- **Exercise material**:
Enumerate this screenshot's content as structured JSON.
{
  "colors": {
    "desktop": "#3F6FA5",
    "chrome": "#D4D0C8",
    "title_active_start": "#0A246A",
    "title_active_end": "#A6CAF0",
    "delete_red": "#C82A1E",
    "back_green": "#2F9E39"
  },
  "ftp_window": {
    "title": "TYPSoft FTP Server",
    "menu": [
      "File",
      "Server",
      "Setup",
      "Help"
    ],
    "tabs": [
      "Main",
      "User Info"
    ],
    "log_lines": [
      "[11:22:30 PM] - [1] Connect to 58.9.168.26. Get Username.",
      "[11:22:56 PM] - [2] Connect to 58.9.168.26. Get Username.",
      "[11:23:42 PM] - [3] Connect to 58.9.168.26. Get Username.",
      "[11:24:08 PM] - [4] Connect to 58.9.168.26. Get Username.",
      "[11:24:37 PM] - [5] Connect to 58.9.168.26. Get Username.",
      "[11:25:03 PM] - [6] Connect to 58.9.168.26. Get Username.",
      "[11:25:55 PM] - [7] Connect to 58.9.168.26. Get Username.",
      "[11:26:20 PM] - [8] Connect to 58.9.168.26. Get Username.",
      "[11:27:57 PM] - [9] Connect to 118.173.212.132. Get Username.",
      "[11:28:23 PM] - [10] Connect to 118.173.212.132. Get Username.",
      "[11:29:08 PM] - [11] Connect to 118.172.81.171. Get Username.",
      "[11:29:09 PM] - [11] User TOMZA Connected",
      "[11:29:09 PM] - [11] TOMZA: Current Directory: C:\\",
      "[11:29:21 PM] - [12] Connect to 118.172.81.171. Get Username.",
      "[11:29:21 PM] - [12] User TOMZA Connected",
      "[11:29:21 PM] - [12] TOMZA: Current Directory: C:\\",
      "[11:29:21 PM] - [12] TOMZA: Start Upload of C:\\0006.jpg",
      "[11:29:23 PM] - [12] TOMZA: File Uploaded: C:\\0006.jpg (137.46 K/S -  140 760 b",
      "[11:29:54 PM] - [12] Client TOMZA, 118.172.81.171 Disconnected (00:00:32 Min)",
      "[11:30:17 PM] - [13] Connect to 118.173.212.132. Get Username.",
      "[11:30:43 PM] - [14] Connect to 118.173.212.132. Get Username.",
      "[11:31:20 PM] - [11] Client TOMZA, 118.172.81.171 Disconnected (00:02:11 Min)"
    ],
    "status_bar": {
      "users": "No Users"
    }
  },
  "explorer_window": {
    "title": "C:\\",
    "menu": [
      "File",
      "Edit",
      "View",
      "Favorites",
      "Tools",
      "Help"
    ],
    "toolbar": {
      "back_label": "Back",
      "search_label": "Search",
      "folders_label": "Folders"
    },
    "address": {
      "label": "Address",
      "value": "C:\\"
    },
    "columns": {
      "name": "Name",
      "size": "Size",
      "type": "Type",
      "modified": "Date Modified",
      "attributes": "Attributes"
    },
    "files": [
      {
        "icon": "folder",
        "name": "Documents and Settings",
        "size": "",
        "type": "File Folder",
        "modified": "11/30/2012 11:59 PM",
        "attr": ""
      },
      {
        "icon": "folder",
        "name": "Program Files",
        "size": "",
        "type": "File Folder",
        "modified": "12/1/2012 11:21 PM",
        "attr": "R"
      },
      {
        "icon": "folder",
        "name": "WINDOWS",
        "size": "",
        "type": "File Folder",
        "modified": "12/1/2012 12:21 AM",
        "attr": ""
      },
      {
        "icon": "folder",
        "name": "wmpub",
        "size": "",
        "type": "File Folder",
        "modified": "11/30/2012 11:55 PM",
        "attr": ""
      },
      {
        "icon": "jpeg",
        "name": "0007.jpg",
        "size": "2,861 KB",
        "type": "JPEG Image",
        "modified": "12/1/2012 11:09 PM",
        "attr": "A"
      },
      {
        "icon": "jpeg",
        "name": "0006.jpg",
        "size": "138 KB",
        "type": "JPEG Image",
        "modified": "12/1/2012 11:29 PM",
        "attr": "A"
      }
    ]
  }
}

- **Prompt**: Only a number is needed: how many lines of the material above contain "Disconnected"?

- **In response**: 2